## INFORMATION GIVEN:
____________________

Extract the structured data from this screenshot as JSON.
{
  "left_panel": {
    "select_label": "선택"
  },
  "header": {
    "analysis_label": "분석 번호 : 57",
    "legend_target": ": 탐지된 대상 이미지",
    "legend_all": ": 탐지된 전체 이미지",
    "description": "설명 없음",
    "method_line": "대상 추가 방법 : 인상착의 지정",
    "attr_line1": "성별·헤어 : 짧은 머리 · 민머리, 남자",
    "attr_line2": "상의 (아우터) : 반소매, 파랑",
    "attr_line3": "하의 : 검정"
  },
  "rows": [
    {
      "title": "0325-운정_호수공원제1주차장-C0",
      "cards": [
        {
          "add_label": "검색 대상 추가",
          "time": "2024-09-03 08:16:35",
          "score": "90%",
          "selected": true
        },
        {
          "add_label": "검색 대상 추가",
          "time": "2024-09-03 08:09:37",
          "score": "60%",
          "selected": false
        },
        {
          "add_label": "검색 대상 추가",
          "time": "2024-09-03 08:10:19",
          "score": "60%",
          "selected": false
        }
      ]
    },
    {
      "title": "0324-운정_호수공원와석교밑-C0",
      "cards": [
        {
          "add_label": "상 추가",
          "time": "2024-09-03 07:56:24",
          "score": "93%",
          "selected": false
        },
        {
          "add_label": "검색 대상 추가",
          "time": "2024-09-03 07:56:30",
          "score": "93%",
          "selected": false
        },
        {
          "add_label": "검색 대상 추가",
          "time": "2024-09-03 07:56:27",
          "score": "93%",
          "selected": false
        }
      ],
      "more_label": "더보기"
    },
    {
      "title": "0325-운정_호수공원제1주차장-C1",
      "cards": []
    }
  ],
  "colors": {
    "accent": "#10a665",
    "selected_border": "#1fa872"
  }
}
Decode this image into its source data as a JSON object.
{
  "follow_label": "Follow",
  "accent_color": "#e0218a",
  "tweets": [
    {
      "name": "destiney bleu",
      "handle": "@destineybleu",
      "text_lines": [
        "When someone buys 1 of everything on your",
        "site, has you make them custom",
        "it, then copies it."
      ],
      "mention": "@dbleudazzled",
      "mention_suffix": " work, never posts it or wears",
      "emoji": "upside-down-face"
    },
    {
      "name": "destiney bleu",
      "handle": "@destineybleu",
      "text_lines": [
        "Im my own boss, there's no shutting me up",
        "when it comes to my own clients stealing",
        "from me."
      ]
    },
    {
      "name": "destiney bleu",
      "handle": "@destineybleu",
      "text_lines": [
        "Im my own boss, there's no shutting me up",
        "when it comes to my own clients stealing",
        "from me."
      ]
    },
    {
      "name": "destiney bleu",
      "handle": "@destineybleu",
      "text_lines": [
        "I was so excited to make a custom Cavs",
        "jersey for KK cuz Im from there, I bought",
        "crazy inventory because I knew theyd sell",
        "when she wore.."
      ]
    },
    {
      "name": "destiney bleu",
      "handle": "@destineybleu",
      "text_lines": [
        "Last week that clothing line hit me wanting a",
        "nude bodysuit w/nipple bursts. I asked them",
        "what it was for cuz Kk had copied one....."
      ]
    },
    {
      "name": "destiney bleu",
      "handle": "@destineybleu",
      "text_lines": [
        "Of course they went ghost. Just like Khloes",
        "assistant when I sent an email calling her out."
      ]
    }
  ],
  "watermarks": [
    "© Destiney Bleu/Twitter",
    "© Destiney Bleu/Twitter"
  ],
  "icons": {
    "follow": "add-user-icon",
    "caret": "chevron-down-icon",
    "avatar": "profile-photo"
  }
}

____________________

## PROBLEM DETAILS:
Reproduce each entry word for word.

## RESPONSE BELOW:
Extract the structured data from this screenshot as JSON.
{
  "left_panel": {
    "select_label": "선택"
  },
  "header": {
    "analysis_label": "분석 번호 : 57",
    "legend_target": ": 탐지된 대상 이미지",
    "legend_all": ": 탐지된 전체 이미지",
    "description": "설명 없음",
    "method_line": "대상 추가 방법 : 인상착의 지정",
    "attr_line1": "성별·헤어 : 짧은 머리 · 민머리, 남자",
    "attr_line2": "상의 (아우터) : 반소매, 파랑",
    "attr_line3": "하의 : 검정"
  },
  "rows": [
    {
      "title": "0325-운정_호수공원제1주차장-C0",
      "cards": [
        {
          "add_label": "검색 대상 추가",
          "time": "2024-09-03 08:16:35",
          "score": "90%",
          "selected": true
        },
        {
          "add_label": "검색 대상 추가",
          "time": "2024-09-03 08:09:37",
          "score": "60%",
          "selected": false
        },
        {
          "add_label": "검색 대상 추가",
          "time": "2024-09-03 08:10:19",
          "score": "60%",
          "selected": false
        }
      ]
    },
    {
      "title": "0324-운정_호수공원와석교밑-C0",
      "cards": [
        {
          "add_label": "상 추가",
          "time": "2024-09-03 07:56:24",
          "score": "93%",
          "selected": false
        },
        {
          "add_label": "검색 대상 추가",
          "time": "2024-09-03 07:56:30",
          "score": "93%",
          "selected": false
        },
        {
          "add_label": "검색 대상 추가",
          "time": "2024-09-03 07:56:27",
          "score": "93%",
          "selected": false
        }
      ],
      "more_label": "더보기"
    },
    {
      "title": "0325-운정_호수공원제1주차장-C1",
      "cards": []
    }
  ],
  "colors": {
    "accent": "#10a665",
    "selected_border": "#1fa872"
  }
}
Decode this image into its source data as a JSON object.
{
  "follow_label": "Follow",
  "accent_color": "#e0218a",
  "tweets": [
    {
      "name": "destiney bleu",
      "handle": "@destineybleu",
      "text_lines": [
        "When someone buys 1 of everything on your",
        "site, has you make them custom",
        "it, then copies it."
      ],
      "mention": "@dbleudazzled",
      "mention_suffix": " work, never posts it or wears",
      "emoji": "upside-down-face"
    },
    {
      "name": "destiney bleu",
      "handle": "@destineybleu",
      "text_lines": [
        "Im my own boss, there's no shutting me up",
        "when it comes to my own clients stealing",
        "from me."
      ]
    },
    {
      "name": "destiney bleu",
      "handle": "@destineybleu",
      "text_lines": [
        "Im my own boss, there's no shutting me up",
        "when it comes to my own clients stealing",
        "from me."
      ]
    },
    {
      "name": "destiney bleu",
      "handle": "@destineybleu",
      "text_lines": [
        "I was so excited to make a custom Cavs",
        "jersey for KK cuz Im from there, I bought",
        "crazy inventory because I knew theyd sell",
        "when she wore.."
      ]
    },
    {
      "name": "destiney bleu",
      "handle": "@destineybleu",
      "text_lines": [
        "Last week that clothing line hit me wanting a",
        "nude bodysuit w/nipple bursts. I asked them",
        "what it was for cuz Kk had copied one....."
      ]
    },
    {
      "name": "destiney bleu",
      "handle": "@destineybleu",
      "text_lines": [
        "Of course they went ghost. Just like Khloes",
        "assistant when I sent an email calling her out."
      ]
    }
  ],
  "watermarks": [
    "© Destiney Bleu/Twitter",
    "© Destiney Bleu/Twitter"
  ],
  "icons": {
    "follow": "add-user-icon",
    "caret": "chevron-down-icon",
    "avatar": "profile-photo"
  }
}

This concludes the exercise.